(Exercise aim):
Among the entries below, count the lines where the string "Αναπληρωτή" occurs, and give only the number.

>>>

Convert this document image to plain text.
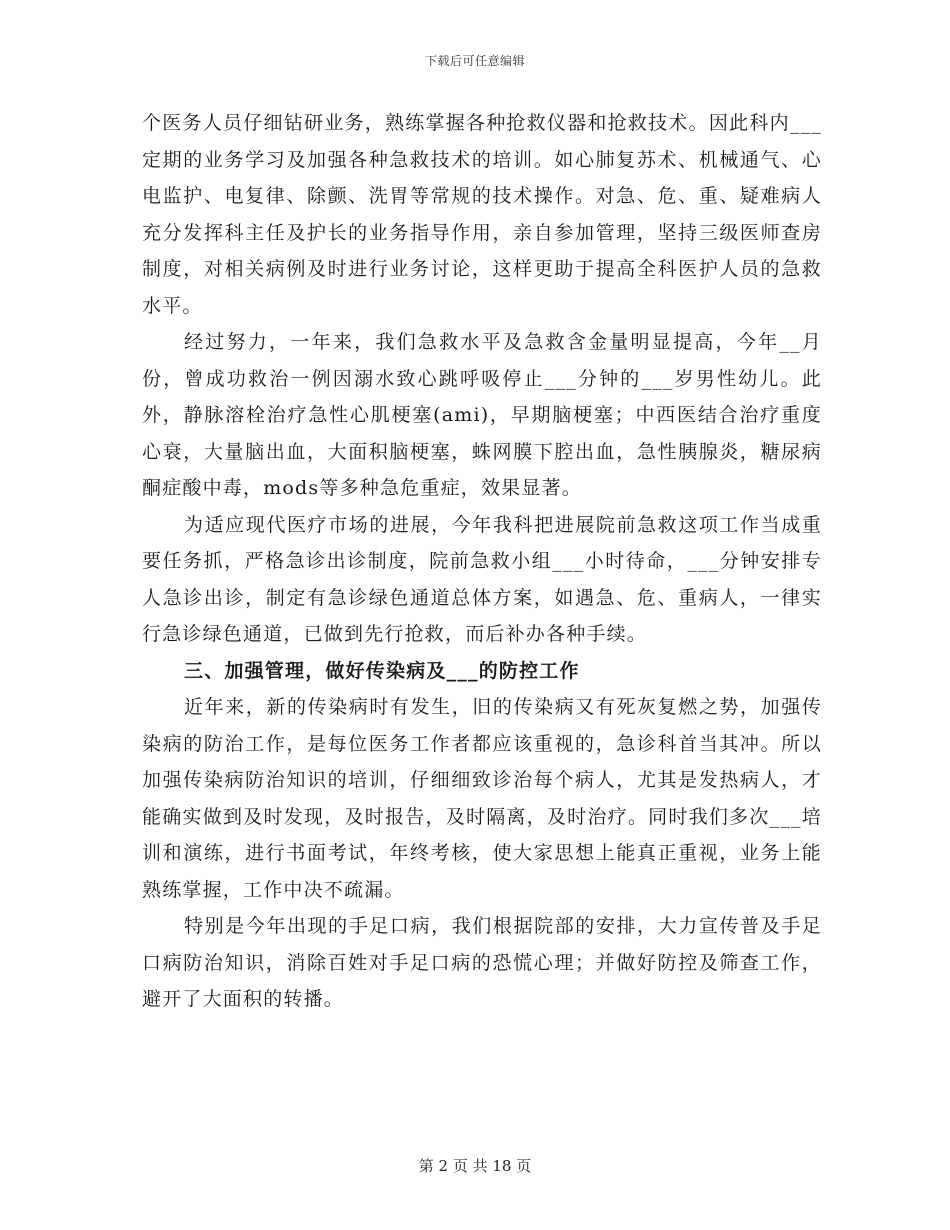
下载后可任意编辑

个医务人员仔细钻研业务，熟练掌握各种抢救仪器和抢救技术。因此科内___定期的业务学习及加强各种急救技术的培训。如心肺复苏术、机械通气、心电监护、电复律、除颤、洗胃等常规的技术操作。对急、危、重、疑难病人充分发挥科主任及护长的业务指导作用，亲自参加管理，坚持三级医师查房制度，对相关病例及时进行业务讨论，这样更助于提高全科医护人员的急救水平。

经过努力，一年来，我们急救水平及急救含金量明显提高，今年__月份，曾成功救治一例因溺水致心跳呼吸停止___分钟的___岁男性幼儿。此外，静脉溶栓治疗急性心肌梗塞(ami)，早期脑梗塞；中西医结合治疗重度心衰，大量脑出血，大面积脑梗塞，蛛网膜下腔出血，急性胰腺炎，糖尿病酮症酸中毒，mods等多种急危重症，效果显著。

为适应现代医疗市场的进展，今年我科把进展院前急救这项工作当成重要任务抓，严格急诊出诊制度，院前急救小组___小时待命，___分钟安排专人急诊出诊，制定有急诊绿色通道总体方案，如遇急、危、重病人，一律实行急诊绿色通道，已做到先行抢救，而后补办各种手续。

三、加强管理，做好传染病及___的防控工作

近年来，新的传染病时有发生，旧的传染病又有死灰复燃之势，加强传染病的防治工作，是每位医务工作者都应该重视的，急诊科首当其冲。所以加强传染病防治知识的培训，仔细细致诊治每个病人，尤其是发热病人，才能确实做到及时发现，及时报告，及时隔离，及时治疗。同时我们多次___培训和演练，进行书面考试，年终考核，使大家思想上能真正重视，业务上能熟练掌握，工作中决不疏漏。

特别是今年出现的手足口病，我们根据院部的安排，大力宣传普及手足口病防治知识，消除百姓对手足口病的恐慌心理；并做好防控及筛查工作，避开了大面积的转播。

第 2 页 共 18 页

<<<
>>>

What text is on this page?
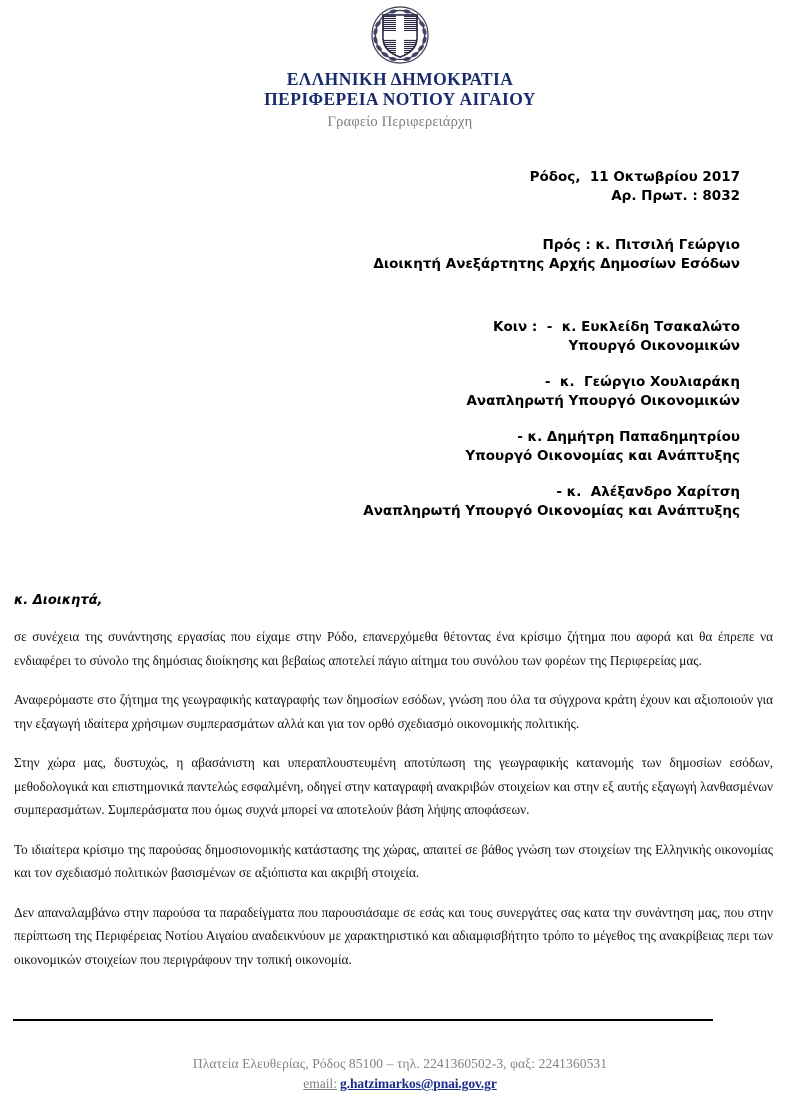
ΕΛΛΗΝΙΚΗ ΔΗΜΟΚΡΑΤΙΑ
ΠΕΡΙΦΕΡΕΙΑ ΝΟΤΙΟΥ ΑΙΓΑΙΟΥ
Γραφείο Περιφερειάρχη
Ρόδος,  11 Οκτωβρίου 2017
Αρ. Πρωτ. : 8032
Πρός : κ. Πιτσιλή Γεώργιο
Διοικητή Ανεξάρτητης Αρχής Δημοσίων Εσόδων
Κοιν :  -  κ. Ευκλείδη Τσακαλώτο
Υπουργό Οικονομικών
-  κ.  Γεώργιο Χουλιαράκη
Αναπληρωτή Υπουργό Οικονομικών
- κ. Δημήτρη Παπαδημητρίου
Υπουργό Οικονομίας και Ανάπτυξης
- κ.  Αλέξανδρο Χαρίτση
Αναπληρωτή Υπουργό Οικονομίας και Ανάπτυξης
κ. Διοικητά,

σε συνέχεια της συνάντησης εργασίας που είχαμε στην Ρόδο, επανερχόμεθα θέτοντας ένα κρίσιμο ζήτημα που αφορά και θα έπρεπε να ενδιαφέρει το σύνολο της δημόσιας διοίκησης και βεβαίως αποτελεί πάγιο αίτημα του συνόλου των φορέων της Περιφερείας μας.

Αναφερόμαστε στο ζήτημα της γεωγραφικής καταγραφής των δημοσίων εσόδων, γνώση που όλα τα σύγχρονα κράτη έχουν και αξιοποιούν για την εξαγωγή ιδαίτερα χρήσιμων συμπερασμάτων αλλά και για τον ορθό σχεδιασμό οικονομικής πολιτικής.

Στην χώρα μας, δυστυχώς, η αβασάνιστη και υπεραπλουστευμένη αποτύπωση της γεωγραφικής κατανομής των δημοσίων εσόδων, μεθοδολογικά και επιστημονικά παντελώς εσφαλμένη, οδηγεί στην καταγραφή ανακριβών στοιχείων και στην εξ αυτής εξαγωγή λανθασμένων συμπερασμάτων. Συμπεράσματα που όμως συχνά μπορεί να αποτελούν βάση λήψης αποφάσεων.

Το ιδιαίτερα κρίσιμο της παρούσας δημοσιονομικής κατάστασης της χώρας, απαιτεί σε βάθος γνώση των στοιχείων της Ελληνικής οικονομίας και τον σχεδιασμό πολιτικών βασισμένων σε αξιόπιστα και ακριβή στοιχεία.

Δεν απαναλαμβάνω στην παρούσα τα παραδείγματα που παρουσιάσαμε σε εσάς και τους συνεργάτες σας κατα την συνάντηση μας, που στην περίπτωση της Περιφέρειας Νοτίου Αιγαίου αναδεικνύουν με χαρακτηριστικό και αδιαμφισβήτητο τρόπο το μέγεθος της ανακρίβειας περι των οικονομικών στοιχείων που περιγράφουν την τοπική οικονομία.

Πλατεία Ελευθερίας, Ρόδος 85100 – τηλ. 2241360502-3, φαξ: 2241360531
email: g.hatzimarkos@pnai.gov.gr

<<<

(The reply):
2